## begin RECORD LIST
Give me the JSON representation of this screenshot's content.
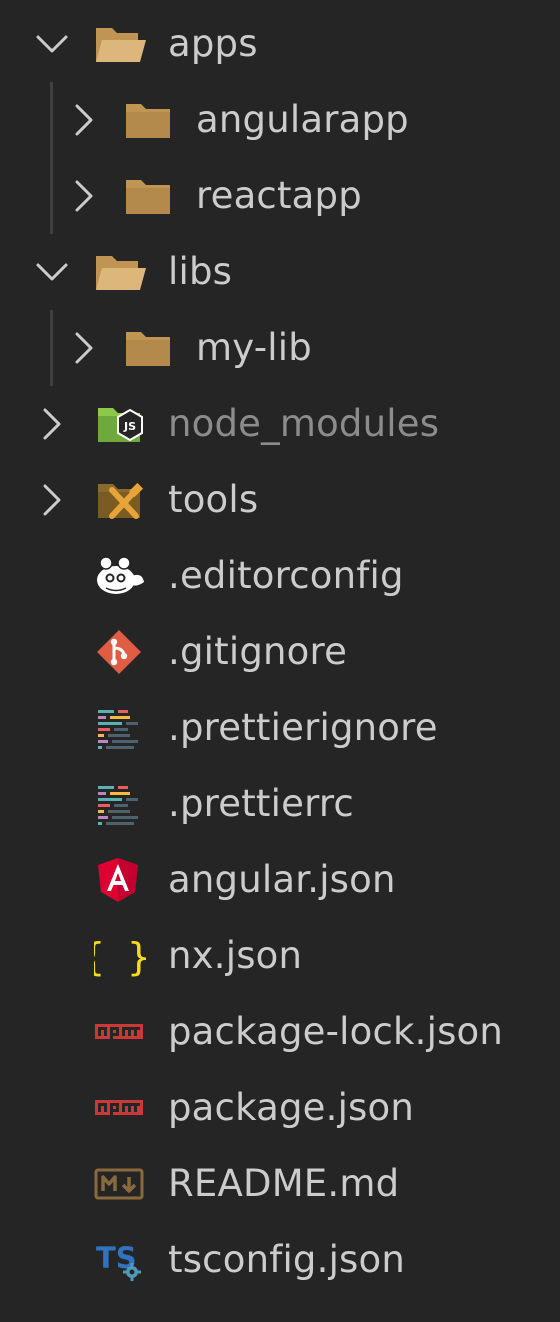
{
  "explorer": {
    "items": [
      {
        "label": "apps",
        "kind": "folder",
        "expanded": true,
        "depth": 0,
        "icon": "folder-open-icon"
      },
      {
        "label": "angularapp",
        "kind": "folder",
        "expanded": false,
        "depth": 1,
        "icon": "folder-icon"
      },
      {
        "label": "reactapp",
        "kind": "folder",
        "expanded": false,
        "depth": 1,
        "icon": "folder-icon"
      },
      {
        "label": "libs",
        "kind": "folder",
        "expanded": true,
        "depth": 0,
        "icon": "folder-open-icon"
      },
      {
        "label": "my-lib",
        "kind": "folder",
        "expanded": false,
        "depth": 1,
        "icon": "folder-icon"
      },
      {
        "label": "node_modules",
        "kind": "folder",
        "expanded": false,
        "depth": 0,
        "icon": "nodejs-folder-icon",
        "dimmed": true
      },
      {
        "label": "tools",
        "kind": "folder",
        "expanded": false,
        "depth": 0,
        "icon": "tools-folder-icon"
      },
      {
        "label": ".editorconfig",
        "kind": "file",
        "depth": 0,
        "icon": "editorconfig-icon"
      },
      {
        "label": ".gitignore",
        "kind": "file",
        "depth": 0,
        "icon": "git-icon"
      },
      {
        "label": ".prettierignore",
        "kind": "file",
        "depth": 0,
        "icon": "prettier-icon"
      },
      {
        "label": ".prettierrc",
        "kind": "file",
        "depth": 0,
        "icon": "prettier-icon"
      },
      {
        "label": "angular.json",
        "kind": "file",
        "depth": 0,
        "icon": "angular-icon"
      },
      {
        "label": "nx.json",
        "kind": "file",
        "depth": 0,
        "icon": "json-braces-icon"
      },
      {
        "label": "package-lock.json",
        "kind": "file",
        "depth": 0,
        "icon": "npm-icon"
      },
      {
        "label": "package.json",
        "kind": "file",
        "depth": 0,
        "icon": "npm-icon"
      },
      {
        "label": "README.md",
        "kind": "file",
        "depth": 0,
        "icon": "markdown-icon"
      },
      {
        "label": "tsconfig.json",
        "kind": "file",
        "depth": 0,
        "icon": "typescript-config-icon"
      }
    ]
  },
  "colors": {
    "background": "#252526",
    "text": "#cccccc",
    "dimmed_text": "#8c8c8c",
    "folder": "#c09553",
    "folder_open": "#dcb67a",
    "git": "#e05d44",
    "angular": "#dd0031",
    "json_braces": "#f5de19",
    "npm": "#cb3837",
    "typescript": "#2f74c0",
    "nodejs": "#8cc84b"
  }
}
## end RECORD LIST
Take the data above and repeat it exactly, leaving each picture out.

* [ANSWER TO THIS PROBLEM]
Give me the JSON representation of this screenshot's content.
{
  "explorer": {
    "items": [
      {
        "label": "apps",
        "kind": "folder",
        "expanded": true,
        "depth": 0,
        "icon": "folder-open-icon"
      },
      {
        "label": "angularapp",
        "kind": "folder",
        "expanded": false,
        "depth": 1,
        "icon": "folder-icon"
      },
      {
        "label": "reactapp",
        "kind": "folder",
        "expanded": false,
        "depth": 1,
        "icon": "folder-icon"
      },
      {
        "label": "libs",
        "kind": "folder",
        "expanded": true,
        "depth": 0,
        "icon": "folder-open-icon"
      },
      {
        "label": "my-lib",
        "kind": "folder",
        "expanded": false,
        "depth": 1,
        "icon": "folder-icon"
      },
      {
        "label": "node_modules",
        "kind": "folder",
        "expanded": false,
        "depth": 0,
        "icon": "nodejs-folder-icon",
        "dimmed": true
      },
      {
        "label": "tools",
        "kind": "folder",
        "expanded": false,
        "depth": 0,
        "icon": "tools-folder-icon"
      },
      {
        "label": ".editorconfig",
        "kind": "file",
        "depth": 0,
        "icon": "editorconfig-icon"
      },
      {
        "label": ".gitignore",
        "kind": "file",
        "depth": 0,
        "icon": "git-icon"
      },
      {
        "label": ".prettierignore",
        "kind": "file",
        "depth": 0,
        "icon": "prettier-icon"
      },
      {
        "label": ".prettierrc",
        "kind": "file",
        "depth": 0,
        "icon": "prettier-icon"
      },
      {
        "label": "angular.json",
        "kind": "file",
        "depth": 0,
        "icon": "angular-icon"
      },
      {
        "label": "nx.json",
        "kind": "file",
        "depth": 0,
        "icon": "json-braces-icon"
      },
      {
        "label": "package-lock.json",
        "kind": "file",
        "depth": 0,
        "icon": "npm-icon"
      },
      {
        "label": "package.json",
        "kind": "file",
        "depth": 0,
        "icon": "npm-icon"
      },
      {
        "label": "README.md",
        "kind": "file",
        "depth": 0,
        "icon": "markdown-icon"
      },
      {
        "label": "tsconfig.json",
        "kind": "file",
        "depth": 0,
        "icon": "typescript-config-icon"
      }
    ]
  },
  "colors": {
    "background": "#252526",
    "text": "#cccccc",
    "dimmed_text": "#8c8c8c",
    "folder": "#c09553",
    "folder_open": "#dcb67a",
    "git": "#e05d44",
    "angular": "#dd0031",
    "json_braces": "#f5de19",
    "npm": "#cb3837",
    "typescript": "#2f74c0",
    "nodejs": "#8cc84b"
  }
}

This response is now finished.